• _Problem_
Your task is to output the data exactly as it stands.

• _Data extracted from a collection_
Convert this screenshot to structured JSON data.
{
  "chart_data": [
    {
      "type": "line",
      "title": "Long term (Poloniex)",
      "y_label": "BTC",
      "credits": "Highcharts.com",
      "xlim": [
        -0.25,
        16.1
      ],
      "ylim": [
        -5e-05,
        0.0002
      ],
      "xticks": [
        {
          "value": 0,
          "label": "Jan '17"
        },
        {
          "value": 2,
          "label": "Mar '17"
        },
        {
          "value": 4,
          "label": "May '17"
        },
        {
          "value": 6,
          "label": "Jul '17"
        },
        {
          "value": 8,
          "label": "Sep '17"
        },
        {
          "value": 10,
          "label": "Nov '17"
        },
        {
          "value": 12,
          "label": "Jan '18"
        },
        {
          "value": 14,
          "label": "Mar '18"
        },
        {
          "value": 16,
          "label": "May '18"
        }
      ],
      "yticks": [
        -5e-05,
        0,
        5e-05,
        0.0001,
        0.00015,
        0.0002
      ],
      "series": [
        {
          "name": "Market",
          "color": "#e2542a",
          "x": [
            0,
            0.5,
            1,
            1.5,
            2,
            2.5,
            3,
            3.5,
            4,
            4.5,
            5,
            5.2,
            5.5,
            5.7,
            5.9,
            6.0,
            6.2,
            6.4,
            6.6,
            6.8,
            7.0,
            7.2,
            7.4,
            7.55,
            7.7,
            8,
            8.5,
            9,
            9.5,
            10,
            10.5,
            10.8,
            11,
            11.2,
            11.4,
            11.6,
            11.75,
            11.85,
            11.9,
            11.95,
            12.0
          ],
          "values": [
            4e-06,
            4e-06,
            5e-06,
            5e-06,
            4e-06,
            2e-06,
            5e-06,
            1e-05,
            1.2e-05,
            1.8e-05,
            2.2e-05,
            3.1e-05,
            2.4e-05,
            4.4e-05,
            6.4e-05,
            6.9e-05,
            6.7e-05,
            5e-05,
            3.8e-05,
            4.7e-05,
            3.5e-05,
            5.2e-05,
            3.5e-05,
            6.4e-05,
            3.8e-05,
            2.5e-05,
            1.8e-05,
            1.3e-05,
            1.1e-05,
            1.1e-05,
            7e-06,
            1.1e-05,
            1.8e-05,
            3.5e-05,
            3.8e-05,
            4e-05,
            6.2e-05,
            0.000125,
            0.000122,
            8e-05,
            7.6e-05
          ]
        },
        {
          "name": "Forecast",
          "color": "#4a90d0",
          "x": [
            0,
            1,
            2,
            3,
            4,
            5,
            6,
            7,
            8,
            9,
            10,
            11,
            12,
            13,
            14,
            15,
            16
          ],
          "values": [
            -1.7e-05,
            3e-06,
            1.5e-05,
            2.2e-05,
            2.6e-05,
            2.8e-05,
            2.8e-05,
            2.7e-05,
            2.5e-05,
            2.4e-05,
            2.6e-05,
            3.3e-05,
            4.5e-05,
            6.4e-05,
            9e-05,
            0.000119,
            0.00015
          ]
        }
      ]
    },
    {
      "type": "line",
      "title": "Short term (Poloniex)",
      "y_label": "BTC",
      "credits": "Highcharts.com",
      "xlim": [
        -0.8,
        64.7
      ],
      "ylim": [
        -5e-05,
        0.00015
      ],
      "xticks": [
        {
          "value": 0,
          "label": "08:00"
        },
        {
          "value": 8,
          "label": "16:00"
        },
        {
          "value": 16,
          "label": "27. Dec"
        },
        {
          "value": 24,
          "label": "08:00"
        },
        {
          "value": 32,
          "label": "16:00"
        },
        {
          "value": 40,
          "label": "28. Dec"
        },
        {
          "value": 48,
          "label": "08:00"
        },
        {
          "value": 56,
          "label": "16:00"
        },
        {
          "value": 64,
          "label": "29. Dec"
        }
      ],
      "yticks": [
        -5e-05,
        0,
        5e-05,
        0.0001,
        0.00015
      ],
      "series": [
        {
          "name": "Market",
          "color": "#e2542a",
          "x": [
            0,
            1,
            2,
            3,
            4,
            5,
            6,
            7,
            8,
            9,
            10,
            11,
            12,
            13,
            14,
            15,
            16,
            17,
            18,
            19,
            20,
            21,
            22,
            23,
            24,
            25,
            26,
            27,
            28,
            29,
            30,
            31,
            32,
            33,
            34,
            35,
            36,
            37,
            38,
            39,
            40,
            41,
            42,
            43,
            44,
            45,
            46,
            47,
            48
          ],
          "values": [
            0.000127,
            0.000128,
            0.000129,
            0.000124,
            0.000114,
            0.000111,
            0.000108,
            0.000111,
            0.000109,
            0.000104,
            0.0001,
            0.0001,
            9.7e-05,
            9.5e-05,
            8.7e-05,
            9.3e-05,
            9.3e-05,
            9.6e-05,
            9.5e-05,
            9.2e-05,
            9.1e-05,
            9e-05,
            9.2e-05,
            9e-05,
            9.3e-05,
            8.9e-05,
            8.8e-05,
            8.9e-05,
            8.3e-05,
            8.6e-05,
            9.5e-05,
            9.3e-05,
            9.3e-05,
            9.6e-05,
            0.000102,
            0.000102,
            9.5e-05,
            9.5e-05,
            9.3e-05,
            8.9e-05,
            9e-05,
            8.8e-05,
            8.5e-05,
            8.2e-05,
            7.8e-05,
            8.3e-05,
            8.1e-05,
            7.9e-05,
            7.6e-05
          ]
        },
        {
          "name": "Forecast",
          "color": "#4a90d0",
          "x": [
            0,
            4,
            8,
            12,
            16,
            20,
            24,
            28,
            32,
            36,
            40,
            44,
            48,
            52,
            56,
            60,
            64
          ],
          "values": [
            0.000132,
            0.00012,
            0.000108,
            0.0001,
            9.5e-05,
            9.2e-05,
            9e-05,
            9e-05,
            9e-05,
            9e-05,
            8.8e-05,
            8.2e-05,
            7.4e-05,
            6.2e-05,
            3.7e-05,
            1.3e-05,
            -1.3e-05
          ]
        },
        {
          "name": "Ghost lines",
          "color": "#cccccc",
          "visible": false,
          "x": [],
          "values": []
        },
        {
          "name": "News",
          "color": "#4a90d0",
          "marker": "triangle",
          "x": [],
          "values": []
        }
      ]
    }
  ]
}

• _Finished task_
Convert this screenshot to structured JSON data.
{
  "chart_data": [
    {
      "type": "line",
      "title": "Long term (Poloniex)",
      "y_label": "BTC",
      "credits": "Highcharts.com",
      "xlim": [
        -0.25,
        16.1
      ],
      "ylim": [
        -5e-05,
        0.0002
      ],
      "xticks": [
        {
          "value": 0,
          "label": "Jan '17"
        },
        {
          "value": 2,
          "label": "Mar '17"
        },
        {
          "value": 4,
          "label": "May '17"
        },
        {
          "value": 6,
          "label": "Jul '17"
        },
        {
          "value": 8,
          "label": "Sep '17"
        },
        {
          "value": 10,
          "label": "Nov '17"
        },
        {
          "value": 12,
          "label": "Jan '18"
        },
        {
          "value": 14,
          "label": "Mar '18"
        },
        {
          "value": 16,
          "label": "May '18"
        }
      ],
      "yticks": [
        -5e-05,
        0,
        5e-05,
        0.0001,
        0.00015,
        0.0002
      ],
      "series": [
        {
          "name": "Market",
          "color": "#e2542a",
          "x": [
            0,
            0.5,
            1,
            1.5,
            2,
            2.5,
            3,
            3.5,
            4,
            4.5,
            5,
            5.2,
            5.5,
            5.7,
            5.9,
            6.0,
            6.2,
            6.4,
            6.6,
            6.8,
            7.0,
            7.2,
            7.4,
            7.55,
            7.7,
            8,
            8.5,
            9,
            9.5,
            10,
            10.5,
            10.8,
            11,
            11.2,
            11.4,
            11.6,
            11.75,
            11.85,
            11.9,
            11.95,
            12.0
          ],
          "values": [
            4e-06,
            4e-06,
            5e-06,
            5e-06,
            4e-06,
            2e-06,
            5e-06,
            1e-05,
            1.2e-05,
            1.8e-05,
            2.2e-05,
            3.1e-05,
            2.4e-05,
            4.4e-05,
            6.4e-05,
            6.9e-05,
            6.7e-05,
            5e-05,
            3.8e-05,
            4.7e-05,
            3.5e-05,
            5.2e-05,
            3.5e-05,
            6.4e-05,
            3.8e-05,
            2.5e-05,
            1.8e-05,
            1.3e-05,
            1.1e-05,
            1.1e-05,
            7e-06,
            1.1e-05,
            1.8e-05,
            3.5e-05,
            3.8e-05,
            4e-05,
            6.2e-05,
            0.000125,
            0.000122,
            8e-05,
            7.6e-05
          ]
        },
        {
          "name": "Forecast",
          "color": "#4a90d0",
          "x": [
            0,
            1,
            2,
            3,
            4,
            5,
            6,
            7,
            8,
            9,
            10,
            11,
            12,
            13,
            14,
            15,
            16
          ],
          "values": [
            -1.7e-05,
            3e-06,
            1.5e-05,
            2.2e-05,
            2.6e-05,
            2.8e-05,
            2.8e-05,
            2.7e-05,
            2.5e-05,
            2.4e-05,
            2.6e-05,
            3.3e-05,
            4.5e-05,
            6.4e-05,
            9e-05,
            0.000119,
            0.00015
          ]
        }
      ]
    },
    {
      "type": "line",
      "title": "Short term (Poloniex)",
      "y_label": "BTC",
      "credits": "Highcharts.com",
      "xlim": [
        -0.8,
        64.7
      ],
      "ylim": [
        -5e-05,
        0.00015
      ],
      "xticks": [
        {
          "value": 0,
          "label": "08:00"
        },
        {
          "value": 8,
          "label": "16:00"
        },
        {
          "value": 16,
          "label": "27. Dec"
        },
        {
          "value": 24,
          "label": "08:00"
        },
        {
          "value": 32,
          "label": "16:00"
        },
        {
          "value": 40,
          "label": "28. Dec"
        },
        {
          "value": 48,
          "label": "08:00"
        },
        {
          "value": 56,
          "label": "16:00"
        },
        {
          "value": 64,
          "label": "29. Dec"
        }
      ],
      "yticks": [
        -5e-05,
        0,
        5e-05,
        0.0001,
        0.00015
      ],
      "series": [
        {
          "name": "Market",
          "color": "#e2542a",
          "x": [
            0,
            1,
            2,
            3,
            4,
            5,
            6,
            7,
            8,
            9,
            10,
            11,
            12,
            13,
            14,
            15,
            16,
            17,
            18,
            19,
            20,
            21,
            22,
            23,
            24,
            25,
            26,
            27,
            28,
            29,
            30,
            31,
            32,
            33,
            34,
            35,
            36,
            37,
            38,
            39,
            40,
            41,
            42,
            43,
            44,
            45,
            46,
            47,
            48
          ],
          "values": [
            0.000127,
            0.000128,
            0.000129,
            0.000124,
            0.000114,
            0.000111,
            0.000108,
            0.000111,
            0.000109,
            0.000104,
            0.0001,
            0.0001,
            9.7e-05,
            9.5e-05,
            8.7e-05,
            9.3e-05,
            9.3e-05,
            9.6e-05,
            9.5e-05,
            9.2e-05,
            9.1e-05,
            9e-05,
            9.2e-05,
            9e-05,
            9.3e-05,
            8.9e-05,
            8.8e-05,
            8.9e-05,
            8.3e-05,
            8.6e-05,
            9.5e-05,
            9.3e-05,
            9.3e-05,
            9.6e-05,
            0.000102,
            0.000102,
            9.5e-05,
            9.5e-05,
            9.3e-05,
            8.9e-05,
            9e-05,
            8.8e-05,
            8.5e-05,
            8.2e-05,
            7.8e-05,
            8.3e-05,
            8.1e-05,
            7.9e-05,
            7.6e-05
          ]
        },
        {
          "name": "Forecast",
          "color": "#4a90d0",
          "x": [
            0,
            4,
            8,
            12,
            16,
            20,
            24,
            28,
            32,
            36,
            40,
            44,
            48,
            52,
            56,
            60,
            64
          ],
          "values": [
            0.000132,
            0.00012,
            0.000108,
            0.0001,
            9.5e-05,
            9.2e-05,
            9e-05,
            9e-05,
            9e-05,
            9e-05,
            8.8e-05,
            8.2e-05,
            7.4e-05,
            6.2e-05,
            3.7e-05,
            1.3e-05,
            -1.3e-05
          ]
        },
        {
          "name": "Ghost lines",
          "color": "#cccccc",
          "visible": false,
          "x": [],
          "values": []
        },
        {
          "name": "News",
          "color": "#4a90d0",
          "marker": "triangle",
          "x": [],
          "values": []
        }
      ]
    }
  ]
}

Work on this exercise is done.